──────── RECORDS

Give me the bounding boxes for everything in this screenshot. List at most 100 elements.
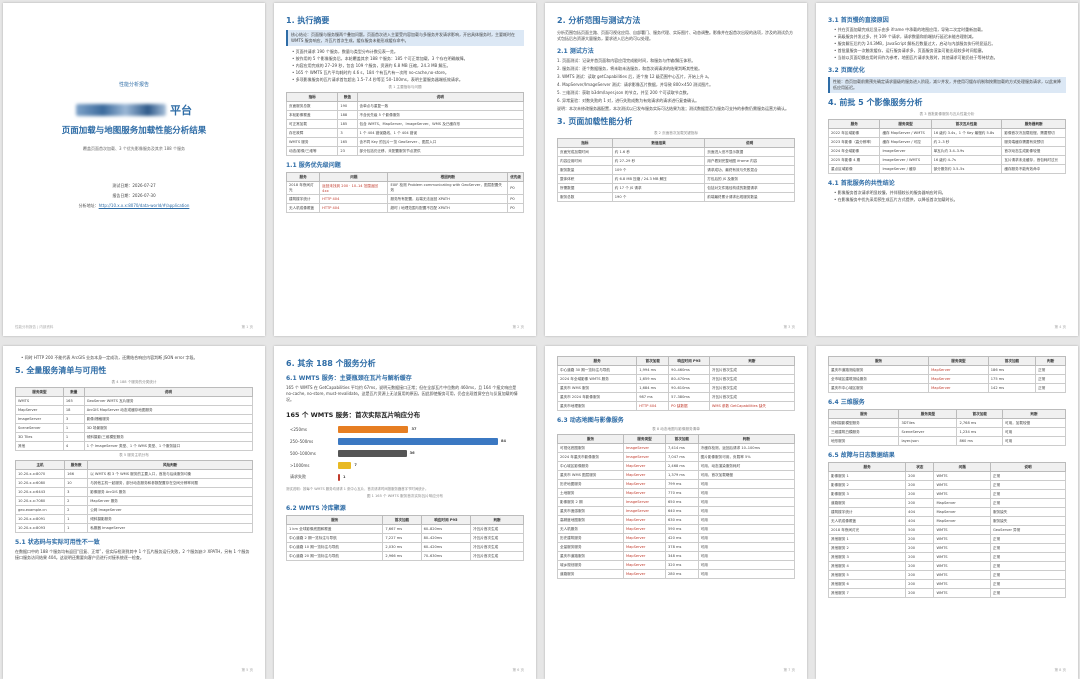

────────────────
──────── RECORDS

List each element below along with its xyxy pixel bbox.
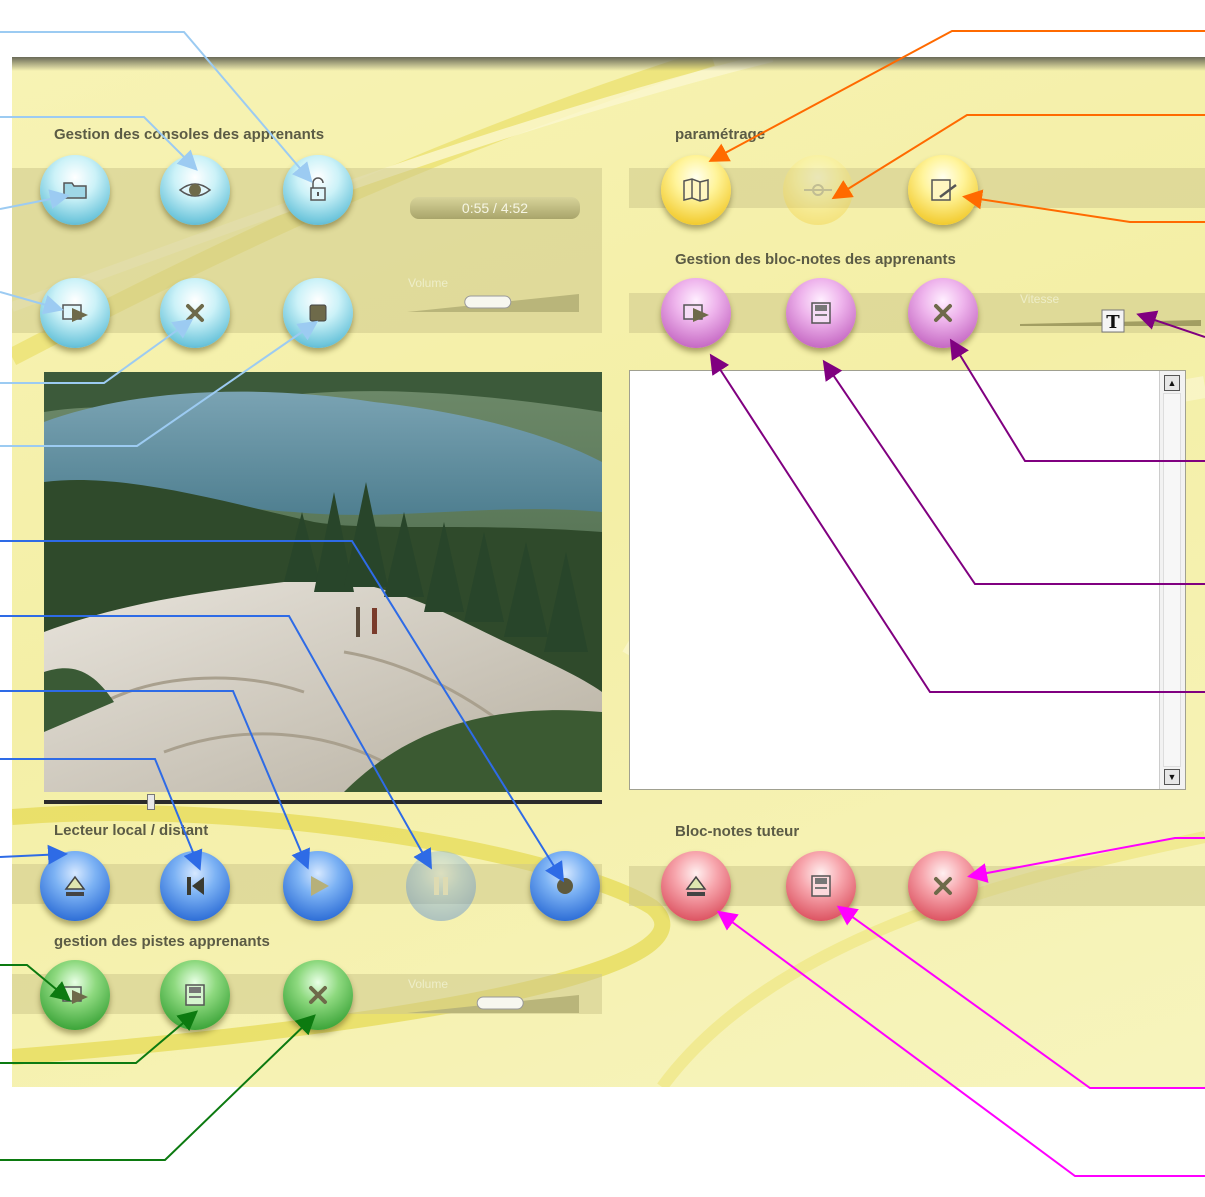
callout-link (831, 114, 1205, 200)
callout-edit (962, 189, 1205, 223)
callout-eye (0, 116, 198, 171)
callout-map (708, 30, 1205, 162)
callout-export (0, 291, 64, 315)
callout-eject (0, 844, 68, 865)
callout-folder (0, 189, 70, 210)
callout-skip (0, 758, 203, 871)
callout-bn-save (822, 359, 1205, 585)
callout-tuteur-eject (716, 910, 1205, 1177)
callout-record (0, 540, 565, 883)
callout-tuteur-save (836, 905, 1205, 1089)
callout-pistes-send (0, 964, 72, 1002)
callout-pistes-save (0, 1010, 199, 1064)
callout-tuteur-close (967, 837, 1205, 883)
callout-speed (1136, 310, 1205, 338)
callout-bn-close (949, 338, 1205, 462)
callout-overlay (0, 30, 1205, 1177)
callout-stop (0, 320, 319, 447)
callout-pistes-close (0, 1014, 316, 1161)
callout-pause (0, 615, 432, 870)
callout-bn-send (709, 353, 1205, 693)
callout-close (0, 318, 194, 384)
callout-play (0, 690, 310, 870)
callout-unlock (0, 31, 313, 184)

────────────────

TASK DESCRIPTION:
Can you retype the data starting at the line that contains "List each element" and ending at the line that contains "callout-skip (0, 758, 203, 871)", with the pictures left out?

ANSWER TO THE TASK:
List each element below along with its xyxy pixel bbox.
callout-link (831, 114, 1205, 200)
callout-edit (962, 189, 1205, 223)
callout-eye (0, 116, 198, 171)
callout-map (708, 30, 1205, 162)
callout-export (0, 291, 64, 315)
callout-eject (0, 844, 68, 865)
callout-folder (0, 189, 70, 210)
callout-skip (0, 758, 203, 871)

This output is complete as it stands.